### Directions
Every line of the records must be repeated exactly; pictures stay out.

### The input
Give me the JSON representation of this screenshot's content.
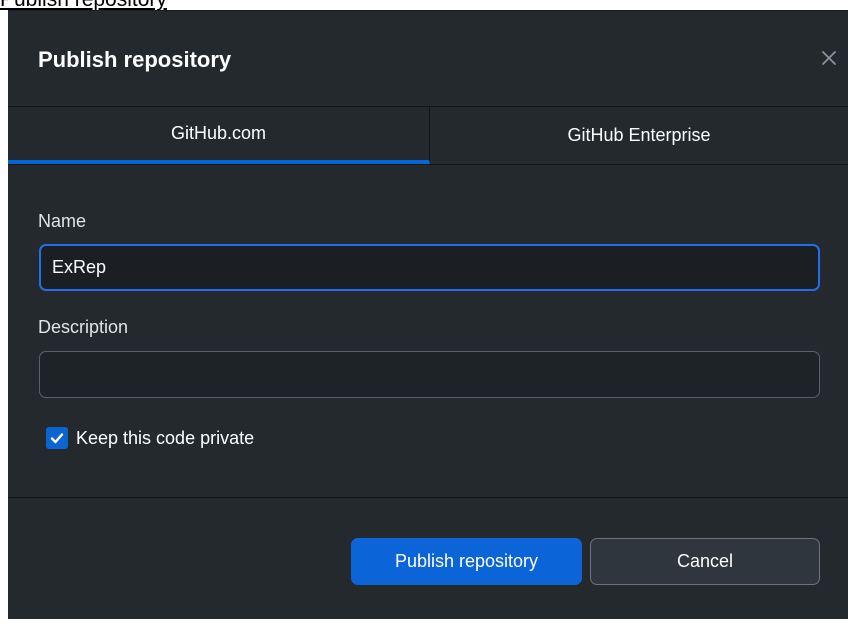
{
  "page": {
    "top_text": "Publish repository"
  },
  "dialog": {
    "title": "Publish repository",
    "close_icon": "close-icon"
  },
  "tabs": [
    {
      "label": "GitHub.com",
      "selected": true
    },
    {
      "label": "GitHub Enterprise",
      "selected": false
    }
  ],
  "form": {
    "name_label": "Name",
    "name_value": "ExRep",
    "description_label": "Description",
    "description_value": "",
    "private_label": "Keep this code private",
    "private_checked": true
  },
  "buttons": {
    "publish_label": "Publish repository",
    "cancel_label": "Cancel"
  },
  "colors": {
    "dialog_bg": "#24292e",
    "accent": "#0366d6",
    "primary_button": "#0b65d8"
  }
}
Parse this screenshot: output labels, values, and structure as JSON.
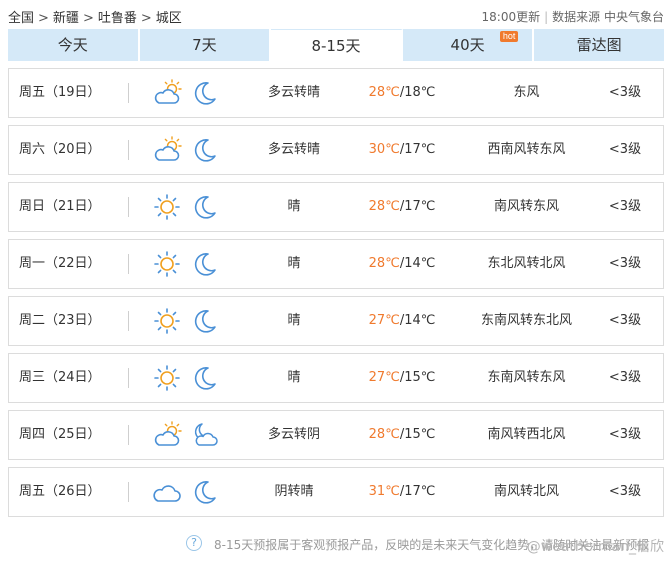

### Exercise result
Give me the JSON representation of this screenshot's content.
{
  "page": {
    "top_text": "Publish repository"
  },
  "dialog": {
    "title": "Publish repository",
    "close_icon": "close-icon"
  },
  "tabs": [
    {
      "label": "GitHub.com",
      "selected": true
    },
    {
      "label": "GitHub Enterprise",
      "selected": false
    }
  ],
  "form": {
    "name_label": "Name",
    "name_value": "ExRep",
    "description_label": "Description",
    "description_value": "",
    "private_label": "Keep this code private",
    "private_checked": true
  },
  "buttons": {
    "publish_label": "Publish repository",
    "cancel_label": "Cancel"
  },
  "colors": {
    "dialog_bg": "#24292e",
    "accent": "#0366d6",
    "primary_button": "#0b65d8"
  }
}
Parse this screenshot: output labels, values, and structure as JSON.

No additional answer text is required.